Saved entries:
※ ※ ※

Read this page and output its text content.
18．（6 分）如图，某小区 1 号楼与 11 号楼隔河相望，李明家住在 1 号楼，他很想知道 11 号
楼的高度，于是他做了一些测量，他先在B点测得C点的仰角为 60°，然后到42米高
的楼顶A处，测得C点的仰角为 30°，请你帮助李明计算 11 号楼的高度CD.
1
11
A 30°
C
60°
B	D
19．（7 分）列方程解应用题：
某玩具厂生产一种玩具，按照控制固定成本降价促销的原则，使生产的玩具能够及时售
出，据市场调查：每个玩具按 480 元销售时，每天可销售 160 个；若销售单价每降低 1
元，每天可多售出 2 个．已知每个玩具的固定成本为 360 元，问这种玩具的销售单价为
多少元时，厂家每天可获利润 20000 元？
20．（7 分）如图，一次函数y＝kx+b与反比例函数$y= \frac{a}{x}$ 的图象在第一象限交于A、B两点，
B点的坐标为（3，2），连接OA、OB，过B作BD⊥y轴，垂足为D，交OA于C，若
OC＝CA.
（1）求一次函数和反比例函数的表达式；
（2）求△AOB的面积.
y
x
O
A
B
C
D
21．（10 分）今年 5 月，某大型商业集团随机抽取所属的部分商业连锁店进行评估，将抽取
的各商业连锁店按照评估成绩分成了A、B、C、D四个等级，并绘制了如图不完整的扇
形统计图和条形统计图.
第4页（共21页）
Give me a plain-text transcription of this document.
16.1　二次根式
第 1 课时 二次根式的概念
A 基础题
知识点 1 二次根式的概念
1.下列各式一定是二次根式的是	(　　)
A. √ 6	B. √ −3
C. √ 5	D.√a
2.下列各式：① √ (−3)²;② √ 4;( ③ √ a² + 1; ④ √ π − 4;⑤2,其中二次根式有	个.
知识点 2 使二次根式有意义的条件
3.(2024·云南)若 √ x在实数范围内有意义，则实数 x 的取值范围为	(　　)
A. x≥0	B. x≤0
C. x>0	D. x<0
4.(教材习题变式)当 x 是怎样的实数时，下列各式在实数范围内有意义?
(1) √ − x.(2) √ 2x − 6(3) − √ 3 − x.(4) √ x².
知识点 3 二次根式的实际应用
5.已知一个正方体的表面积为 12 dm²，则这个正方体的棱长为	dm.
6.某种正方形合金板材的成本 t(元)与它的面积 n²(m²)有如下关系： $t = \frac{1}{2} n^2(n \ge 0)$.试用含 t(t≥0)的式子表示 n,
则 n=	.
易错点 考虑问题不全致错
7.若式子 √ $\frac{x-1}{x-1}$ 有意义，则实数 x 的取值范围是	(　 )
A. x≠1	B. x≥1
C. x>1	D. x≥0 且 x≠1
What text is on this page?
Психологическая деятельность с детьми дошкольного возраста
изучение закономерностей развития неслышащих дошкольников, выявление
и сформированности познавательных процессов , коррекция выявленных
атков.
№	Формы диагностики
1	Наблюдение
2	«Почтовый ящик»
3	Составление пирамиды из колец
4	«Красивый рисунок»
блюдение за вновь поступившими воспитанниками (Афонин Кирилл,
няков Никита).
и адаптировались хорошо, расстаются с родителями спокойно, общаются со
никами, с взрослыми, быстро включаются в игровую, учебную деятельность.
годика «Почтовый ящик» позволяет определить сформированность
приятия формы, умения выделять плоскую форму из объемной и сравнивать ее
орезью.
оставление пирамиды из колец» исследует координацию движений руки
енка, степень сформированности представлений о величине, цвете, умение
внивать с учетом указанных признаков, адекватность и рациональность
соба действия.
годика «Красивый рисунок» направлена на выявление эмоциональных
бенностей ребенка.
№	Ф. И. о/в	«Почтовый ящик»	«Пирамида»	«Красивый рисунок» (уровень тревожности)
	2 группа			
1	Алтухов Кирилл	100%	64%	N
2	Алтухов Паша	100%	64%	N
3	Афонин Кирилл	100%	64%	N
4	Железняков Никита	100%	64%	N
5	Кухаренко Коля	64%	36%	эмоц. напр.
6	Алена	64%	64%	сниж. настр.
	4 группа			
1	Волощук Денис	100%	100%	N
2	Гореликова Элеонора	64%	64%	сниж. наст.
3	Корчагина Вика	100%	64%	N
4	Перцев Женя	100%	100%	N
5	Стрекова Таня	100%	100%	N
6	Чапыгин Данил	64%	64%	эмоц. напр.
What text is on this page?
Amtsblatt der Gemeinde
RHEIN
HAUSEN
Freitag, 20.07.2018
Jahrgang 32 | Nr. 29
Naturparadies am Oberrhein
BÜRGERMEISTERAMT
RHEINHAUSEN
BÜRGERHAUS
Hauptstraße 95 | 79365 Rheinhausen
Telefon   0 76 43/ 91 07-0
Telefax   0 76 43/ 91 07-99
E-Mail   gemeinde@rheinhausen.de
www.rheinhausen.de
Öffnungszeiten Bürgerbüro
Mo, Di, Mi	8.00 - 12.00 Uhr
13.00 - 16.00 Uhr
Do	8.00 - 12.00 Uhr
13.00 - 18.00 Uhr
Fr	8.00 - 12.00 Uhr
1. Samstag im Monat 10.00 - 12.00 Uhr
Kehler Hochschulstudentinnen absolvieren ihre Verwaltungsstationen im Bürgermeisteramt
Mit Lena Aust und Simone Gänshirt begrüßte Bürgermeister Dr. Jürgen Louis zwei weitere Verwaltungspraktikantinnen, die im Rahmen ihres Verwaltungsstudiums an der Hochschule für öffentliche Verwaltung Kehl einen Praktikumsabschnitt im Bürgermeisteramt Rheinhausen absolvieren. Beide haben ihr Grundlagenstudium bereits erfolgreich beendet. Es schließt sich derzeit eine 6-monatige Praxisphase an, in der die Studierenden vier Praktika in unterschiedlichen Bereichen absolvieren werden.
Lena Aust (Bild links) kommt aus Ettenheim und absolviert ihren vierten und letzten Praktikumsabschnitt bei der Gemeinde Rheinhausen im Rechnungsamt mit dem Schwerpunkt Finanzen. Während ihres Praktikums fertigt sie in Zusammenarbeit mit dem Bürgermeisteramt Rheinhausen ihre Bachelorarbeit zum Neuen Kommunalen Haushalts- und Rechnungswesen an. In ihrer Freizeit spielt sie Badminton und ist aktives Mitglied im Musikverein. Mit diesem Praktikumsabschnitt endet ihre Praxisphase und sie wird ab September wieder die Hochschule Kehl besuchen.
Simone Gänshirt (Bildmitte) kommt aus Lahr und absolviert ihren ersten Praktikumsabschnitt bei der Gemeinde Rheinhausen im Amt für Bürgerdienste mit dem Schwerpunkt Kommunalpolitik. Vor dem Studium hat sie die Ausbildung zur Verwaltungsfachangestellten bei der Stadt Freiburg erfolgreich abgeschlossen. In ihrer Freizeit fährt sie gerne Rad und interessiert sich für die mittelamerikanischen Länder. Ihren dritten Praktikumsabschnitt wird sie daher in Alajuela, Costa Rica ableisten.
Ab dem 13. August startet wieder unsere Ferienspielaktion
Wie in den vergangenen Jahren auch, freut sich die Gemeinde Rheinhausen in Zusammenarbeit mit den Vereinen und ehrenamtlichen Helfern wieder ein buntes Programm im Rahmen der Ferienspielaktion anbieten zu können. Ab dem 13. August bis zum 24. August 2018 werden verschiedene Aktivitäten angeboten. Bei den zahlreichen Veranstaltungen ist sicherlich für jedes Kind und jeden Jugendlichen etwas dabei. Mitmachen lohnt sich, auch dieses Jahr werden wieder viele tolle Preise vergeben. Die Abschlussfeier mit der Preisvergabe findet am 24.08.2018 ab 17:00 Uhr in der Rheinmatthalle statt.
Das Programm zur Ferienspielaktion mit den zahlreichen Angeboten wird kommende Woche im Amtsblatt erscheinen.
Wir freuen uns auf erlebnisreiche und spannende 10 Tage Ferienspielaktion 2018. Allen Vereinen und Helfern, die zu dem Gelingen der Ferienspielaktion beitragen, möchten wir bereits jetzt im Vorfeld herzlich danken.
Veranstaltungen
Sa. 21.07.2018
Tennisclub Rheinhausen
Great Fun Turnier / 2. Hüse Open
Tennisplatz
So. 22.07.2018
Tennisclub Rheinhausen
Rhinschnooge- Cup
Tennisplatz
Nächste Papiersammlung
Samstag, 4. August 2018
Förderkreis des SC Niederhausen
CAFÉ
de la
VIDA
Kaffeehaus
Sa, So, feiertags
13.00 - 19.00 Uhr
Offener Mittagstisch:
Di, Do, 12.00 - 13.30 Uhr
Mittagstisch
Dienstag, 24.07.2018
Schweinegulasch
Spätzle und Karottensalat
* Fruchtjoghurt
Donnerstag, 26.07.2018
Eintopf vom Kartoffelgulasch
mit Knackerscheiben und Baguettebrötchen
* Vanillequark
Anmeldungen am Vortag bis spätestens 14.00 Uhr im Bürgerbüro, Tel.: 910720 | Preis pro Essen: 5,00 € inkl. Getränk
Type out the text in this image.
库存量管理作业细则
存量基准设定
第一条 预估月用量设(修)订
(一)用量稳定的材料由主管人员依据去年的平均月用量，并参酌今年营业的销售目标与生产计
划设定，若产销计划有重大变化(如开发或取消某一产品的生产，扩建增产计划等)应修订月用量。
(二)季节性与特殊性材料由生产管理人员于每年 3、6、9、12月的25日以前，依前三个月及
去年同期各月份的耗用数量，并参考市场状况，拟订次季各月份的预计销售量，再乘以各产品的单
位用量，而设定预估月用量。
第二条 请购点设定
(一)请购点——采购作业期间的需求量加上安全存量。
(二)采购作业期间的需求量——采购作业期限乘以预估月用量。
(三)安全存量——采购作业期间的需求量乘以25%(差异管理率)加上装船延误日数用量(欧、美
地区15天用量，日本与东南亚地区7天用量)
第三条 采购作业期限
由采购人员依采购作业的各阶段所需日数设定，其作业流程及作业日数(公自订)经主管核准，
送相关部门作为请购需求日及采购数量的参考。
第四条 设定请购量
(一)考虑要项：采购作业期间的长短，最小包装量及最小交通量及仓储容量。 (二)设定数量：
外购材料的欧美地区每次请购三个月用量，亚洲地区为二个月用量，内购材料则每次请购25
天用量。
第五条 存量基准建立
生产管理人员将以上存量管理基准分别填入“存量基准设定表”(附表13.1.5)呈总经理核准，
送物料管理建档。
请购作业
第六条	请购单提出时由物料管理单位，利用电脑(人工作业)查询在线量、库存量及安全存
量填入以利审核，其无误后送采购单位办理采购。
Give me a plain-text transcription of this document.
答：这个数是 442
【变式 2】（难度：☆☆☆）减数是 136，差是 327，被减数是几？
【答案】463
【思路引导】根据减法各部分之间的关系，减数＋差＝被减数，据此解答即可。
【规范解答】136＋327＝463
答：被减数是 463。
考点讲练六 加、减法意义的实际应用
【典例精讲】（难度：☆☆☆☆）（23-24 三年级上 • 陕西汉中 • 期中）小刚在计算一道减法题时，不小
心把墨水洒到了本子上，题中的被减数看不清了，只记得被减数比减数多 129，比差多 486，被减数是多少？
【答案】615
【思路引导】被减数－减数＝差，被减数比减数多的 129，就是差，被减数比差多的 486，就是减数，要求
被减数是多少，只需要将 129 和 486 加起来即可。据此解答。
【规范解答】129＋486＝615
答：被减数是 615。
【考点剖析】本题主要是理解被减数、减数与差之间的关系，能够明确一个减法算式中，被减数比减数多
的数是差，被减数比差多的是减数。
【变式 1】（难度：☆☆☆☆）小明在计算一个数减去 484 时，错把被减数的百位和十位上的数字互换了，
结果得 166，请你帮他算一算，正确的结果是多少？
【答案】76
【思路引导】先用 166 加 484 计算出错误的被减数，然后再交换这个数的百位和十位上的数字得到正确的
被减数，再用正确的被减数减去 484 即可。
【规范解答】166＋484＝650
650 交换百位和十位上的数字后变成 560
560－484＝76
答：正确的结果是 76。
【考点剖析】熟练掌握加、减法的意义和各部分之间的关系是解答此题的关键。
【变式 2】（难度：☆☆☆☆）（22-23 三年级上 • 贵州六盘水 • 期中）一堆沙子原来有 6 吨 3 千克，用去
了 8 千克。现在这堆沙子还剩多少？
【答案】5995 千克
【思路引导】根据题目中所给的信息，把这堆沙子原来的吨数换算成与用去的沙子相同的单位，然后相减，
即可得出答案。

※ ※ ※

» WORK TO COMPLETE
Copy out every line of the material above that mentions the word "考点剖析".

» ANSWER TO THE PROBLEM
【考点剖析】本题主要是理解被减数、减数与差之间的关系，能够明确一个减法算式中，被减数比减数多
【考点剖析】熟练掌握加、减法的意义和各部分之间的关系是解答此题的关键。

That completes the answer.